• TASK OBJECTIVE
Transcribe all of the material exactly. Any picture in it should be left out.

• DATA SECTION
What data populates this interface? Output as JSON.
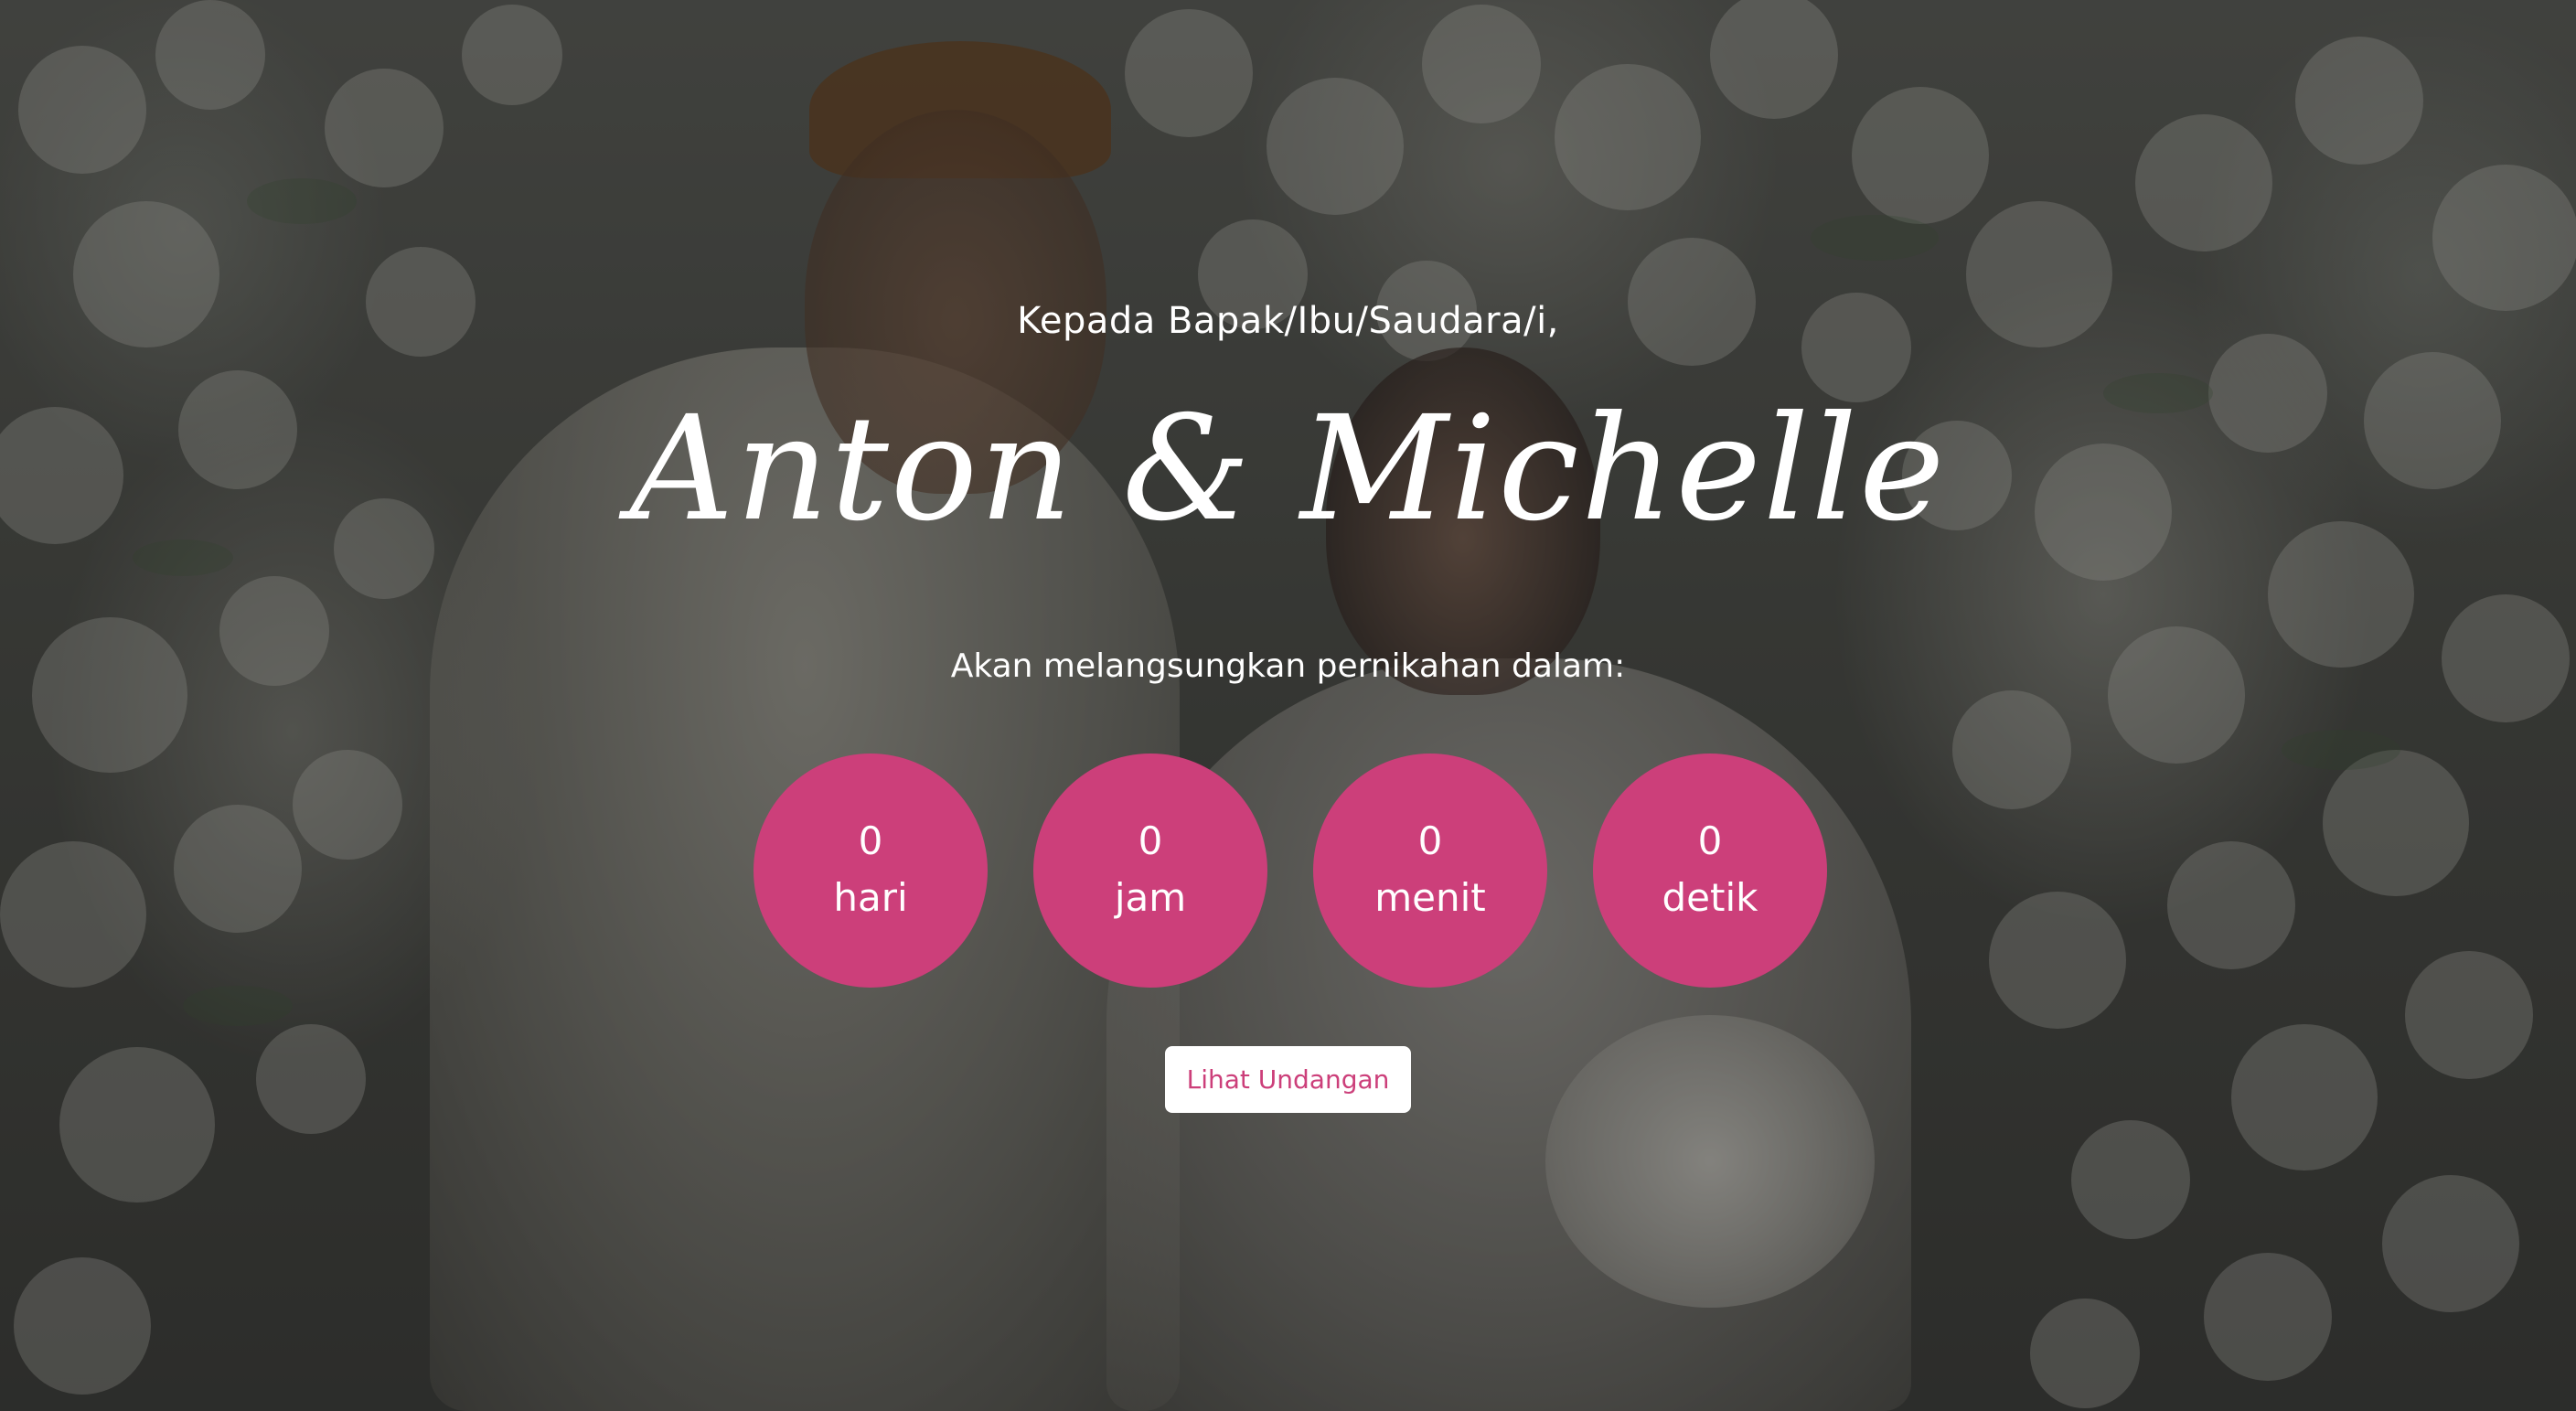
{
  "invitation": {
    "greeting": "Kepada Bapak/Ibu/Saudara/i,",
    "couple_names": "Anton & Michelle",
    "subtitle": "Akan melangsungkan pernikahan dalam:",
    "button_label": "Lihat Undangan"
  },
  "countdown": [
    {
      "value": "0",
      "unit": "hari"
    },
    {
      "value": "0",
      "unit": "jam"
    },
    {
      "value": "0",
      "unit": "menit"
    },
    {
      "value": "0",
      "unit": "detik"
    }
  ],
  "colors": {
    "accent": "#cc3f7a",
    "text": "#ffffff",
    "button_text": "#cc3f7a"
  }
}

• SOLUTION
What data populates this interface? Output as JSON.
{
  "invitation": {
    "greeting": "Kepada Bapak/Ibu/Saudara/i,",
    "couple_names": "Anton & Michelle",
    "subtitle": "Akan melangsungkan pernikahan dalam:",
    "button_label": "Lihat Undangan"
  },
  "countdown": [
    {
      "value": "0",
      "unit": "hari"
    },
    {
      "value": "0",
      "unit": "jam"
    },
    {
      "value": "0",
      "unit": "menit"
    },
    {
      "value": "0",
      "unit": "detik"
    }
  ],
  "colors": {
    "accent": "#cc3f7a",
    "text": "#ffffff",
    "button_text": "#cc3f7a"
  }
}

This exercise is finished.